Please rewrite the records from the start through the line containing "x-tick-label: Jun 18 — [385, 363, 418, 374]", swapping "x-tick-label" for "x-label" and leaving everything else unchanged.

**MATERIALS PROVIDED**

☆ ☆ ☆

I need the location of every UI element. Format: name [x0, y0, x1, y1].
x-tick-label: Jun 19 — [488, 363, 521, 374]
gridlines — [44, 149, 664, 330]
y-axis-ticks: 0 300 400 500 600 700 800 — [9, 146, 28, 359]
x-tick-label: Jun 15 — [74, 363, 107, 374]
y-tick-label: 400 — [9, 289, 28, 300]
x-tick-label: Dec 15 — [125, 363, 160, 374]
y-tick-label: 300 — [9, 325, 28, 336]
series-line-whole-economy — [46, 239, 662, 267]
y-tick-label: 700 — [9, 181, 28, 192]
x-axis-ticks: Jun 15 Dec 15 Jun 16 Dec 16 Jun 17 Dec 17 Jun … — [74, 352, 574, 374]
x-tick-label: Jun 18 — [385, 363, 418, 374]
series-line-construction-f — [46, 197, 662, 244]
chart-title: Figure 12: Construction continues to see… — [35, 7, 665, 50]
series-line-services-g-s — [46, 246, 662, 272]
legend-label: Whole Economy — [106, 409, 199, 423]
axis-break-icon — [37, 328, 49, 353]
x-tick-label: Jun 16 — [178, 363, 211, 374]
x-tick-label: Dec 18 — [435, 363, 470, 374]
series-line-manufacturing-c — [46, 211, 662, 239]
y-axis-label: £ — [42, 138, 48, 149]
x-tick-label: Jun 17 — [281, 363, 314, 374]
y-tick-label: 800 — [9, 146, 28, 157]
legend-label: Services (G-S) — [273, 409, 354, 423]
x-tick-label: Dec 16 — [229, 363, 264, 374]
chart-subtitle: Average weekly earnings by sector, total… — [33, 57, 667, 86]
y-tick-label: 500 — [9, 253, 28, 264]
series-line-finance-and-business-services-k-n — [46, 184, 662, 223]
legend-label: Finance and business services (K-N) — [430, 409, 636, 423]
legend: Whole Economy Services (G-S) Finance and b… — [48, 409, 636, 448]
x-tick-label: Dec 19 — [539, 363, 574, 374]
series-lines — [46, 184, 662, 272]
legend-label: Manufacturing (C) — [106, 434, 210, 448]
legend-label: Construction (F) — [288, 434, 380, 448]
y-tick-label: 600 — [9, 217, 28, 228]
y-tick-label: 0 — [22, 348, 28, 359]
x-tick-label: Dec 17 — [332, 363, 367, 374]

☆ ☆ ☆

**TASK ANSWER**
I need the location of every UI element. Format: name [x0, y0, x1, y1].
x-label: Jun 19 — [488, 363, 521, 374]
gridlines — [44, 149, 664, 330]
y-axis-ticks: 0 300 400 500 600 700 800 — [9, 146, 28, 359]
x-label: Jun 15 — [74, 363, 107, 374]
y-tick-label: 400 — [9, 289, 28, 300]
x-label: Dec 15 — [125, 363, 160, 374]
y-tick-label: 300 — [9, 325, 28, 336]
series-line-whole-economy — [46, 239, 662, 267]
y-tick-label: 700 — [9, 181, 28, 192]
x-axis-ticks: Jun 15 Dec 15 Jun 16 Dec 16 Jun 17 Dec 17 Jun … — [74, 352, 574, 374]
x-label: Jun 18 — [385, 363, 418, 374]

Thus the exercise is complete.